■ ENTRIES

☆ ☆ ☆

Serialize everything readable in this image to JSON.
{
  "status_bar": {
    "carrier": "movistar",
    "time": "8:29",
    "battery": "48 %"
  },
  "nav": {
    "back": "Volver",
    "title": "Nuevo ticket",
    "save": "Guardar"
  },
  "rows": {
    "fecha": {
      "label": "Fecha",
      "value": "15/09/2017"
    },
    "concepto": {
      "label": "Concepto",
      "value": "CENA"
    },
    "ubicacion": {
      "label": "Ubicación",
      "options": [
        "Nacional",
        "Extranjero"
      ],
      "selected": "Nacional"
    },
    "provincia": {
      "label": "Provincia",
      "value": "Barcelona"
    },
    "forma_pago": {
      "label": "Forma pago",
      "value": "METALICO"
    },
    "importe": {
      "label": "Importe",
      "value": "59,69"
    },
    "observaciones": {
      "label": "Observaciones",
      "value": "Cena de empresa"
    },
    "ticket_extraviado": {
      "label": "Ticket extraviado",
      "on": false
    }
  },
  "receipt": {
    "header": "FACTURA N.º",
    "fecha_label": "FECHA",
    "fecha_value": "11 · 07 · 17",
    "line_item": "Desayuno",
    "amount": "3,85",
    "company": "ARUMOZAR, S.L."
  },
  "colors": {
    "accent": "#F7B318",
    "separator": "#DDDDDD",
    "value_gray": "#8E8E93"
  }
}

☆ ☆ ☆

■ GIVEN PROBLEM
Retype the whole listing, matching it exactly.

■ CORRECT OUTPUT
Serialize everything readable in this image to JSON.
{
  "status_bar": {
    "carrier": "movistar",
    "time": "8:29",
    "battery": "48 %"
  },
  "nav": {
    "back": "Volver",
    "title": "Nuevo ticket",
    "save": "Guardar"
  },
  "rows": {
    "fecha": {
      "label": "Fecha",
      "value": "15/09/2017"
    },
    "concepto": {
      "label": "Concepto",
      "value": "CENA"
    },
    "ubicacion": {
      "label": "Ubicación",
      "options": [
        "Nacional",
        "Extranjero"
      ],
      "selected": "Nacional"
    },
    "provincia": {
      "label": "Provincia",
      "value": "Barcelona"
    },
    "forma_pago": {
      "label": "Forma pago",
      "value": "METALICO"
    },
    "importe": {
      "label": "Importe",
      "value": "59,69"
    },
    "observaciones": {
      "label": "Observaciones",
      "value": "Cena de empresa"
    },
    "ticket_extraviado": {
      "label": "Ticket extraviado",
      "on": false
    }
  },
  "receipt": {
    "header": "FACTURA N.º",
    "fecha_label": "FECHA",
    "fecha_value": "11 · 07 · 17",
    "line_item": "Desayuno",
    "amount": "3,85",
    "company": "ARUMOZAR, S.L."
  },
  "colors": {
    "accent": "#F7B318",
    "separator": "#DDDDDD",
    "value_gray": "#8E8E93"
  }
}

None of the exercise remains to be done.